** Begin Dataset excerpts **

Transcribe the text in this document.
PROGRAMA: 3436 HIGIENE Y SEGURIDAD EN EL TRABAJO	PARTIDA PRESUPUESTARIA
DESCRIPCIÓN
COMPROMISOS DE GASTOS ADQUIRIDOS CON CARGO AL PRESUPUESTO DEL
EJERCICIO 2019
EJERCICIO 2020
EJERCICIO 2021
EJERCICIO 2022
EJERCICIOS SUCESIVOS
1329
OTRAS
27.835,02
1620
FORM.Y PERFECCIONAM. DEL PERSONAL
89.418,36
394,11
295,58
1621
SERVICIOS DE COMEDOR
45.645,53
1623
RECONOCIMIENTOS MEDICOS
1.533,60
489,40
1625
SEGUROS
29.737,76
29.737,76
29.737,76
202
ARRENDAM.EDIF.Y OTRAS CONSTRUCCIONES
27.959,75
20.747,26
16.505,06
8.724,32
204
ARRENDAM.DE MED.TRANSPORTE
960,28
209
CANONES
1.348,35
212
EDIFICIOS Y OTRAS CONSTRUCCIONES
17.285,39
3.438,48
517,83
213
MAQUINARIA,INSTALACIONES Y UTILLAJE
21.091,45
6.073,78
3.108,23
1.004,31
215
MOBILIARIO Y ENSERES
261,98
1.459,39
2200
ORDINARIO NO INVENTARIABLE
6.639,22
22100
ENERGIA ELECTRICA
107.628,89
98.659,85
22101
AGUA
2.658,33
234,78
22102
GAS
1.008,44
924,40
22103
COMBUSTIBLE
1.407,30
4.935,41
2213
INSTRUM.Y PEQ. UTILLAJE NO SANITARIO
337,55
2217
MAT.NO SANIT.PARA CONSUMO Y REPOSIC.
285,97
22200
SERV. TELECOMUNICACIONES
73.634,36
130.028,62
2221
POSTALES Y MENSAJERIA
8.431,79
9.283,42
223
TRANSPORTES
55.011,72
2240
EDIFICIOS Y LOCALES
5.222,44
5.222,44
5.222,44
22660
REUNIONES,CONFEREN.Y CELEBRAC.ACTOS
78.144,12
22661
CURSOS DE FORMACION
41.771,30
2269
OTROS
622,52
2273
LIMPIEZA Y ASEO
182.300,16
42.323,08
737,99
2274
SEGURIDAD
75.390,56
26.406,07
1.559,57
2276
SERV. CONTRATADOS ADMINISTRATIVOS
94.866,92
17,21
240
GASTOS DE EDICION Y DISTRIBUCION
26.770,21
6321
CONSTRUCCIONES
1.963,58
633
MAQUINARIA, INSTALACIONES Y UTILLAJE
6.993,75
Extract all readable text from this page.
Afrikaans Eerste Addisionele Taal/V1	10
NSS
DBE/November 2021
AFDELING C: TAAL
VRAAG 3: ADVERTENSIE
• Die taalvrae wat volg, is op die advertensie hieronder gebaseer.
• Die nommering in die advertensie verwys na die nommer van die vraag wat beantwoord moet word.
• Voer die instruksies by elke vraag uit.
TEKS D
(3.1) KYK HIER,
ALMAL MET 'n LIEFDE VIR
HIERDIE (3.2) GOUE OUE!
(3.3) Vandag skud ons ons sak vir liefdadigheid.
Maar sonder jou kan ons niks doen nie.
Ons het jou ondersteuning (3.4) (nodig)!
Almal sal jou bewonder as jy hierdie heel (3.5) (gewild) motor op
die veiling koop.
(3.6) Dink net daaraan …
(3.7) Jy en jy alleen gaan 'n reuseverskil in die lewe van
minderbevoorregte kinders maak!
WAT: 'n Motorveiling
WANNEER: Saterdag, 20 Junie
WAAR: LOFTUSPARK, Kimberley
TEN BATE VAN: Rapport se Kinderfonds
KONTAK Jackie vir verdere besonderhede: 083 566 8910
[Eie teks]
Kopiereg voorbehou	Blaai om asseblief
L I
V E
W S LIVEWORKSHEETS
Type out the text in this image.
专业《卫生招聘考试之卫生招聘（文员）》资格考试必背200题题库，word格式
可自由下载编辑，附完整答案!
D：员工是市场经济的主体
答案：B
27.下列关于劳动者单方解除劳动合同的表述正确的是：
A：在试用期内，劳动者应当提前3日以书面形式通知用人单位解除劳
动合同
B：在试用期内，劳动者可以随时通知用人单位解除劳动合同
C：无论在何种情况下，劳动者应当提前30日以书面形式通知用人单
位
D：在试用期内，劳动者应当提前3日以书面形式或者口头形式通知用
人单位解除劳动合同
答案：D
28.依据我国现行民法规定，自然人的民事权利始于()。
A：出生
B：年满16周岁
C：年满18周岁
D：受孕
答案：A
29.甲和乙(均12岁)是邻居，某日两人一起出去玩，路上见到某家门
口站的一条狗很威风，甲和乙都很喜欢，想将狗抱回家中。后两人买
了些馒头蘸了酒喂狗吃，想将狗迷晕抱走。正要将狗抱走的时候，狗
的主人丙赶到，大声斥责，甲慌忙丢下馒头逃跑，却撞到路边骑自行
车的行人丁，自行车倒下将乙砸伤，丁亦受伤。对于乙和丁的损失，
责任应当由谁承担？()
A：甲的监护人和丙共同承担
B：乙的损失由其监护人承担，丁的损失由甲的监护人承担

** End Dataset excerpts **

■ **Work instructions**
Everything in the listing above should be restated exactly.

■ **Task answer**
Transcribe the text in this document.
PROGRAMA: 3436 HIGIENE Y SEGURIDAD EN EL TRABAJO	PARTIDA PRESUPUESTARIA
DESCRIPCIÓN
COMPROMISOS DE GASTOS ADQUIRIDOS CON CARGO AL PRESUPUESTO DEL
EJERCICIO 2019
EJERCICIO 2020
EJERCICIO 2021
EJERCICIO 2022
EJERCICIOS SUCESIVOS
1329
OTRAS
27.835,02
1620
FORM.Y PERFECCIONAM. DEL PERSONAL
89.418,36
394,11
295,58
1621
SERVICIOS DE COMEDOR
45.645,53
1623
RECONOCIMIENTOS MEDICOS
1.533,60
489,40
1625
SEGUROS
29.737,76
29.737,76
29.737,76
202
ARRENDAM.EDIF.Y OTRAS CONSTRUCCIONES
27.959,75
20.747,26
16.505,06
8.724,32
204
ARRENDAM.DE MED.TRANSPORTE
960,28
209
CANONES
1.348,35
212
EDIFICIOS Y OTRAS CONSTRUCCIONES
17.285,39
3.438,48
517,83
213
MAQUINARIA,INSTALACIONES Y UTILLAJE
21.091,45
6.073,78
3.108,23
1.004,31
215
MOBILIARIO Y ENSERES
261,98
1.459,39
2200
ORDINARIO NO INVENTARIABLE
6.639,22
22100
ENERGIA ELECTRICA
107.628,89
98.659,85
22101
AGUA
2.658,33
234,78
22102
GAS
1.008,44
924,40
22103
COMBUSTIBLE
1.407,30
4.935,41
2213
INSTRUM.Y PEQ. UTILLAJE NO SANITARIO
337,55
2217
MAT.NO SANIT.PARA CONSUMO Y REPOSIC.
285,97
22200
SERV. TELECOMUNICACIONES
73.634,36
130.028,62
2221
POSTALES Y MENSAJERIA
8.431,79
9.283,42
223
TRANSPORTES
55.011,72
2240
EDIFICIOS Y LOCALES
5.222,44
5.222,44
5.222,44
22660
REUNIONES,CONFEREN.Y CELEBRAC.ACTOS
78.144,12
22661
CURSOS DE FORMACION
41.771,30
2269
OTROS
622,52
2273
LIMPIEZA Y ASEO
182.300,16
42.323,08
737,99
2274
SEGURIDAD
75.390,56
26.406,07
1.559,57
2276
SERV. CONTRATADOS ADMINISTRATIVOS
94.866,92
17,21
240
GASTOS DE EDICION Y DISTRIBUCION
26.770,21
6321
CONSTRUCCIONES
1.963,58
633
MAQUINARIA, INSTALACIONES Y UTILLAJE
6.993,75
Extract all readable text from this page.
Afrikaans Eerste Addisionele Taal/V1	10
NSS
DBE/November 2021
AFDELING C: TAAL
VRAAG 3: ADVERTENSIE
• Die taalvrae wat volg, is op die advertensie hieronder gebaseer.
• Die nommering in die advertensie verwys na die nommer van die vraag wat beantwoord moet word.
• Voer die instruksies by elke vraag uit.
TEKS D
(3.1) KYK HIER,
ALMAL MET 'n LIEFDE VIR
HIERDIE (3.2) GOUE OUE!
(3.3) Vandag skud ons ons sak vir liefdadigheid.
Maar sonder jou kan ons niks doen nie.
Ons het jou ondersteuning (3.4) (nodig)!
Almal sal jou bewonder as jy hierdie heel (3.5) (gewild) motor op
die veiling koop.
(3.6) Dink net daaraan …
(3.7) Jy en jy alleen gaan 'n reuseverskil in die lewe van
minderbevoorregte kinders maak!
WAT: 'n Motorveiling
WANNEER: Saterdag, 20 Junie
WAAR: LOFTUSPARK, Kimberley
TEN BATE VAN: Rapport se Kinderfonds
KONTAK Jackie vir verdere besonderhede: 083 566 8910
[Eie teks]
Kopiereg voorbehou	Blaai om asseblief
L I
V E
W S LIVEWORKSHEETS
Type out the text in this image.
专业《卫生招聘考试之卫生招聘（文员）》资格考试必背200题题库，word格式
可自由下载编辑，附完整答案!
D：员工是市场经济的主体
答案：B
27.下列关于劳动者单方解除劳动合同的表述正确的是：
A：在试用期内，劳动者应当提前3日以书面形式通知用人单位解除劳
动合同
B：在试用期内，劳动者可以随时通知用人单位解除劳动合同
C：无论在何种情况下，劳动者应当提前30日以书面形式通知用人单
位
D：在试用期内，劳动者应当提前3日以书面形式或者口头形式通知用
人单位解除劳动合同
答案：D
28.依据我国现行民法规定，自然人的民事权利始于()。
A：出生
B：年满16周岁
C：年满18周岁
D：受孕
答案：A
29.甲和乙(均12岁)是邻居，某日两人一起出去玩，路上见到某家门
口站的一条狗很威风，甲和乙都很喜欢，想将狗抱回家中。后两人买
了些馒头蘸了酒喂狗吃，想将狗迷晕抱走。正要将狗抱走的时候，狗
的主人丙赶到，大声斥责，甲慌忙丢下馒头逃跑，却撞到路边骑自行
车的行人丁，自行车倒下将乙砸伤，丁亦受伤。对于乙和丁的损失，
责任应当由谁承担？()
A：甲的监护人和丙共同承担
B：乙的损失由其监护人承担，丁的损失由甲的监护人承担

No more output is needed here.